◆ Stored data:
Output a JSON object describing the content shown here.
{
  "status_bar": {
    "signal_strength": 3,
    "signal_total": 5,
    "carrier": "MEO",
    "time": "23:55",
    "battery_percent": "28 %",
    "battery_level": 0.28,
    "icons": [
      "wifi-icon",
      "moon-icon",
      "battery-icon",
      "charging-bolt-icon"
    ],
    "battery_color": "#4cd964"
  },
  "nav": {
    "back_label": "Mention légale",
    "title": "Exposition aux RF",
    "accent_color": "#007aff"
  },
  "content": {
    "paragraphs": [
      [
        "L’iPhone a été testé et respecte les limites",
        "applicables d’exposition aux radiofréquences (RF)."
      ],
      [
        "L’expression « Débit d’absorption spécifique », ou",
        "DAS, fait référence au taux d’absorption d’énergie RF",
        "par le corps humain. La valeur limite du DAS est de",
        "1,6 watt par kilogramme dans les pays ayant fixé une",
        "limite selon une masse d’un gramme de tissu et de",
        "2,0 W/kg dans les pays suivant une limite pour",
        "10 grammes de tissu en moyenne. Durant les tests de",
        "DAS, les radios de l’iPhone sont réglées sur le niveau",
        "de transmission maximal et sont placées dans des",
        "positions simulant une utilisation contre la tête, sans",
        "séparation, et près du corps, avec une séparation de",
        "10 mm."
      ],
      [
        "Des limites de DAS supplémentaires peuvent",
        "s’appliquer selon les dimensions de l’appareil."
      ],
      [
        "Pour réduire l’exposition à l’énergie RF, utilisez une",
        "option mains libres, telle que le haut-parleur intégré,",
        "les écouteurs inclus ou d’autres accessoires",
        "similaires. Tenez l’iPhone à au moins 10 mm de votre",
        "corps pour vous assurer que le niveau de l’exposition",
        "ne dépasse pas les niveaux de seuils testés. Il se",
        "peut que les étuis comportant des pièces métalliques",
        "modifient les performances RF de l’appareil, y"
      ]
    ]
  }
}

◆ Task directions:
Give all of the entries again, word for word.

◆ Solution for this problem:
Output a JSON object describing the content shown here.
{
  "status_bar": {
    "signal_strength": 3,
    "signal_total": 5,
    "carrier": "MEO",
    "time": "23:55",
    "battery_percent": "28 %",
    "battery_level": 0.28,
    "icons": [
      "wifi-icon",
      "moon-icon",
      "battery-icon",
      "charging-bolt-icon"
    ],
    "battery_color": "#4cd964"
  },
  "nav": {
    "back_label": "Mention légale",
    "title": "Exposition aux RF",
    "accent_color": "#007aff"
  },
  "content": {
    "paragraphs": [
      [
        "L’iPhone a été testé et respecte les limites",
        "applicables d’exposition aux radiofréquences (RF)."
      ],
      [
        "L’expression « Débit d’absorption spécifique », ou",
        "DAS, fait référence au taux d’absorption d’énergie RF",
        "par le corps humain. La valeur limite du DAS est de",
        "1,6 watt par kilogramme dans les pays ayant fixé une",
        "limite selon une masse d’un gramme de tissu et de",
        "2,0 W/kg dans les pays suivant une limite pour",
        "10 grammes de tissu en moyenne. Durant les tests de",
        "DAS, les radios de l’iPhone sont réglées sur le niveau",
        "de transmission maximal et sont placées dans des",
        "positions simulant une utilisation contre la tête, sans",
        "séparation, et près du corps, avec une séparation de",
        "10 mm."
      ],
      [
        "Des limites de DAS supplémentaires peuvent",
        "s’appliquer selon les dimensions de l’appareil."
      ],
      [
        "Pour réduire l’exposition à l’énergie RF, utilisez une",
        "option mains libres, telle que le haut-parleur intégré,",
        "les écouteurs inclus ou d’autres accessoires",
        "similaires. Tenez l’iPhone à au moins 10 mm de votre",
        "corps pour vous assurer que le niveau de l’exposition",
        "ne dépasse pas les niveaux de seuils testés. Il se",
        "peut que les étuis comportant des pièces métalliques",
        "modifient les performances RF de l’appareil, y"
      ]
    ]
  }
}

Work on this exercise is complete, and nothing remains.